## What to produce
Copy whichever lines contain the string "estafa".

## Records excerpted from a collection

[START]

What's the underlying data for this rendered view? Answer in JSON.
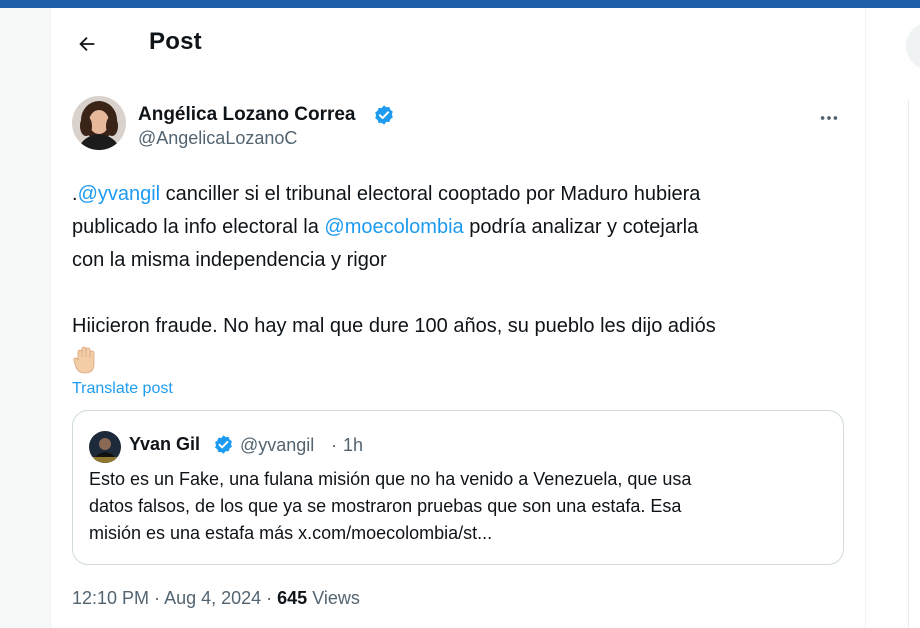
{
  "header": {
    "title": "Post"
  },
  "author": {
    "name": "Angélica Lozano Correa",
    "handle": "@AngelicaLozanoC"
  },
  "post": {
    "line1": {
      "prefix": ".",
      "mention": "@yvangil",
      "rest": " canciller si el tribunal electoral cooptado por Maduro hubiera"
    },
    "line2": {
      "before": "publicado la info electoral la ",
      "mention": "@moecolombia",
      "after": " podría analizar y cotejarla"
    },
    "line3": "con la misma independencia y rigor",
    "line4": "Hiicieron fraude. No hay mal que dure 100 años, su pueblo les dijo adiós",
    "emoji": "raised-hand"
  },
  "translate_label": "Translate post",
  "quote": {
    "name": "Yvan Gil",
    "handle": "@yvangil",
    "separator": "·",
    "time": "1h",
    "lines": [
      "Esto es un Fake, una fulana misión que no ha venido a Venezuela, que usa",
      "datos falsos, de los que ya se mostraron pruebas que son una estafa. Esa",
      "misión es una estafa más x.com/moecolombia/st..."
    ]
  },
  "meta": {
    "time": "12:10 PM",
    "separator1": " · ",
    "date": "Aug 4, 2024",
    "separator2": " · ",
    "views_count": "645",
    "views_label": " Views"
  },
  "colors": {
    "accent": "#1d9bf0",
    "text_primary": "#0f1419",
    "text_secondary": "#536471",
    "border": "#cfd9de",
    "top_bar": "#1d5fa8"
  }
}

[END]

## Written solution
      "datos falsos, de los que ya se mostraron pruebas que son una estafa. Esa",
      "misión es una estafa más x.com/moecolombia/st..."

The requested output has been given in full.